- [EXERCISE MATERIALS]:
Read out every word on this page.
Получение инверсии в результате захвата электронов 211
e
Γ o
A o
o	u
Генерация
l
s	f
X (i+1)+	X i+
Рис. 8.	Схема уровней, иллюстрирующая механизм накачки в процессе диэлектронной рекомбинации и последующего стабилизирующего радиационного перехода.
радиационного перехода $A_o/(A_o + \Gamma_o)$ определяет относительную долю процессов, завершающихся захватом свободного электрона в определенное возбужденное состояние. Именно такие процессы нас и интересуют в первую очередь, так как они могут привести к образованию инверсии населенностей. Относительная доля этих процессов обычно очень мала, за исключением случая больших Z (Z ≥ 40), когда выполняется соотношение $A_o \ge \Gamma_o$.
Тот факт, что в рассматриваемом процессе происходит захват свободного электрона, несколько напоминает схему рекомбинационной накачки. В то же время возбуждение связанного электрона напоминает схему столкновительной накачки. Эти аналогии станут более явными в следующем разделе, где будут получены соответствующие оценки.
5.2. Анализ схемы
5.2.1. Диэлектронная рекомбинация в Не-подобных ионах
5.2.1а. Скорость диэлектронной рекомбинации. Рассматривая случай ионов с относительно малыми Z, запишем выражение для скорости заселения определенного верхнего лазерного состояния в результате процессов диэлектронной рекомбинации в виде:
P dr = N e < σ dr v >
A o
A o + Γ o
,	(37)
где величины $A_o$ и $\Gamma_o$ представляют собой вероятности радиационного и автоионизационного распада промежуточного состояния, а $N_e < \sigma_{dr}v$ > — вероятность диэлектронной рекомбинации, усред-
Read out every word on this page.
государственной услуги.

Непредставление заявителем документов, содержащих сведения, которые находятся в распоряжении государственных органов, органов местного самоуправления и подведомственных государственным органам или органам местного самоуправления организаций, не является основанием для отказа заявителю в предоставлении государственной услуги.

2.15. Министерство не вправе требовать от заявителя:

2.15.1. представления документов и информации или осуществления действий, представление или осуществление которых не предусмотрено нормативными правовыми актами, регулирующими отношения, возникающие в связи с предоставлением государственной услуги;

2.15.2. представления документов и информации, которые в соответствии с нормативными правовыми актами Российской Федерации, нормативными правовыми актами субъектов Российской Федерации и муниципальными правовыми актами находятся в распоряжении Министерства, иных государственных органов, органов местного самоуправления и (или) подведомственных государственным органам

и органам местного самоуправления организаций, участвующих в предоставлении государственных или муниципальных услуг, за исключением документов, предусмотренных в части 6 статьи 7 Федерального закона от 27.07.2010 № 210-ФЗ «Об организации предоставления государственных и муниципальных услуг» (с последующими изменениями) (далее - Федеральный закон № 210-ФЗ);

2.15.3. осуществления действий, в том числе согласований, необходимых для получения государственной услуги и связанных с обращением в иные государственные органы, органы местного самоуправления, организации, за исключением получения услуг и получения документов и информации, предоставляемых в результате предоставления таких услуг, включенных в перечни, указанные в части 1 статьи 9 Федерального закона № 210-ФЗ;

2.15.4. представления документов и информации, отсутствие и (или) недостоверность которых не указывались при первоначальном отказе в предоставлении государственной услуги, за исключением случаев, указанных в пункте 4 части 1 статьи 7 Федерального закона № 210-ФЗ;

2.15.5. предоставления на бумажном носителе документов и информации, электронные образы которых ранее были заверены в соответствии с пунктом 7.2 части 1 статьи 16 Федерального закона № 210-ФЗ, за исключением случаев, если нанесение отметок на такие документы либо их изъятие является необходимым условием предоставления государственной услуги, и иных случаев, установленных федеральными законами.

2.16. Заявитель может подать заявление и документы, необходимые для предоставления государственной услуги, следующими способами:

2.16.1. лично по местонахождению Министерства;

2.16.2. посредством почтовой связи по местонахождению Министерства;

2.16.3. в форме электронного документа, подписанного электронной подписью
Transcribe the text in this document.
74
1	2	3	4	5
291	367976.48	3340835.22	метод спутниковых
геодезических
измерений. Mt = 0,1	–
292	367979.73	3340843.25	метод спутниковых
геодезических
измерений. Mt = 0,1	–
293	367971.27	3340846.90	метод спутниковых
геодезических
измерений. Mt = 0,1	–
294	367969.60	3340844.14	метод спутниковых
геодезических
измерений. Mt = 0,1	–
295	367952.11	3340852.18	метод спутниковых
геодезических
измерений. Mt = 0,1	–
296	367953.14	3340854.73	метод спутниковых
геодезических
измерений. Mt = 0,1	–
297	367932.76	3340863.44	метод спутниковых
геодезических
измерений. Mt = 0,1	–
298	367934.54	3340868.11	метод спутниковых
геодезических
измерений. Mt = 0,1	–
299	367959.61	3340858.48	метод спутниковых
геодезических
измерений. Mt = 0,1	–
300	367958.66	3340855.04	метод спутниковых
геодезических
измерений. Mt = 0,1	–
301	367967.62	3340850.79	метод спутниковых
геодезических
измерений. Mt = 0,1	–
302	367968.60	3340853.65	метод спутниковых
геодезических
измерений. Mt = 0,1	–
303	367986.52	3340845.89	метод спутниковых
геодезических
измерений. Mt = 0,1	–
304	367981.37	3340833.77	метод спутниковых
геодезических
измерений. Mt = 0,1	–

- [WRITTEN PROBLEM]:
Reproduce every entry shown above, precisely as it stands.

- [RESULT OF THIS TASK]:
Read out every word on this page.
Получение инверсии в результате захвата электронов 211
e
Γ o
A o
o	u
Генерация
l
s	f
X (i+1)+	X i+
Рис. 8.	Схема уровней, иллюстрирующая механизм накачки в процессе диэлектронной рекомбинации и последующего стабилизирующего радиационного перехода.
радиационного перехода $A_o/(A_o + \Gamma_o)$ определяет относительную долю процессов, завершающихся захватом свободного электрона в определенное возбужденное состояние. Именно такие процессы нас и интересуют в первую очередь, так как они могут привести к образованию инверсии населенностей. Относительная доля этих процессов обычно очень мала, за исключением случая больших Z (Z ≥ 40), когда выполняется соотношение $A_o \ge \Gamma_o$.
Тот факт, что в рассматриваемом процессе происходит захват свободного электрона, несколько напоминает схему рекомбинационной накачки. В то же время возбуждение связанного электрона напоминает схему столкновительной накачки. Эти аналогии станут более явными в следующем разделе, где будут получены соответствующие оценки.
5.2. Анализ схемы
5.2.1. Диэлектронная рекомбинация в Не-подобных ионах
5.2.1а. Скорость диэлектронной рекомбинации. Рассматривая случай ионов с относительно малыми Z, запишем выражение для скорости заселения определенного верхнего лазерного состояния в результате процессов диэлектронной рекомбинации в виде:
P dr = N e < σ dr v >
A o
A o + Γ o
,	(37)
где величины $A_o$ и $\Gamma_o$ представляют собой вероятности радиационного и автоионизационного распада промежуточного состояния, а $N_e < \sigma_{dr}v$ > — вероятность диэлектронной рекомбинации, усред-
Read out every word on this page.
государственной услуги.

Непредставление заявителем документов, содержащих сведения, которые находятся в распоряжении государственных органов, органов местного самоуправления и подведомственных государственным органам или органам местного самоуправления организаций, не является основанием для отказа заявителю в предоставлении государственной услуги.

2.15. Министерство не вправе требовать от заявителя:

2.15.1. представления документов и информации или осуществления действий, представление или осуществление которых не предусмотрено нормативными правовыми актами, регулирующими отношения, возникающие в связи с предоставлением государственной услуги;

2.15.2. представления документов и информации, которые в соответствии с нормативными правовыми актами Российской Федерации, нормативными правовыми актами субъектов Российской Федерации и муниципальными правовыми актами находятся в распоряжении Министерства, иных государственных органов, органов местного самоуправления и (или) подведомственных государственным органам

и органам местного самоуправления организаций, участвующих в предоставлении государственных или муниципальных услуг, за исключением документов, предусмотренных в части 6 статьи 7 Федерального закона от 27.07.2010 № 210-ФЗ «Об организации предоставления государственных и муниципальных услуг» (с последующими изменениями) (далее - Федеральный закон № 210-ФЗ);

2.15.3. осуществления действий, в том числе согласований, необходимых для получения государственной услуги и связанных с обращением в иные государственные органы, органы местного самоуправления, организации, за исключением получения услуг и получения документов и информации, предоставляемых в результате предоставления таких услуг, включенных в перечни, указанные в части 1 статьи 9 Федерального закона № 210-ФЗ;

2.15.4. представления документов и информации, отсутствие и (или) недостоверность которых не указывались при первоначальном отказе в предоставлении государственной услуги, за исключением случаев, указанных в пункте 4 части 1 статьи 7 Федерального закона № 210-ФЗ;

2.15.5. предоставления на бумажном носителе документов и информации, электронные образы которых ранее были заверены в соответствии с пунктом 7.2 части 1 статьи 16 Федерального закона № 210-ФЗ, за исключением случаев, если нанесение отметок на такие документы либо их изъятие является необходимым условием предоставления государственной услуги, и иных случаев, установленных федеральными законами.

2.16. Заявитель может подать заявление и документы, необходимые для предоставления государственной услуги, следующими способами:

2.16.1. лично по местонахождению Министерства;

2.16.2. посредством почтовой связи по местонахождению Министерства;

2.16.3. в форме электронного документа, подписанного электронной подписью
Transcribe the text in this document.
74
1	2	3	4	5
291	367976.48	3340835.22	метод спутниковых
геодезических
измерений. Mt = 0,1	–
292	367979.73	3340843.25	метод спутниковых
геодезических
измерений. Mt = 0,1	–
293	367971.27	3340846.90	метод спутниковых
геодезических
измерений. Mt = 0,1	–
294	367969.60	3340844.14	метод спутниковых
геодезических
измерений. Mt = 0,1	–
295	367952.11	3340852.18	метод спутниковых
геодезических
измерений. Mt = 0,1	–
296	367953.14	3340854.73	метод спутниковых
геодезических
измерений. Mt = 0,1	–
297	367932.76	3340863.44	метод спутниковых
геодезических
измерений. Mt = 0,1	–
298	367934.54	3340868.11	метод спутниковых
геодезических
измерений. Mt = 0,1	–
299	367959.61	3340858.48	метод спутниковых
геодезических
измерений. Mt = 0,1	–
300	367958.66	3340855.04	метод спутниковых
геодезических
измерений. Mt = 0,1	–
301	367967.62	3340850.79	метод спутниковых
геодезических
измерений. Mt = 0,1	–
302	367968.60	3340853.65	метод спутниковых
геодезических
измерений. Mt = 0,1	–
303	367986.52	3340845.89	метод спутниковых
геодезических
измерений. Mt = 0,1	–
304	367981.37	3340833.77	метод спутниковых
геодезических
измерений. Mt = 0,1	–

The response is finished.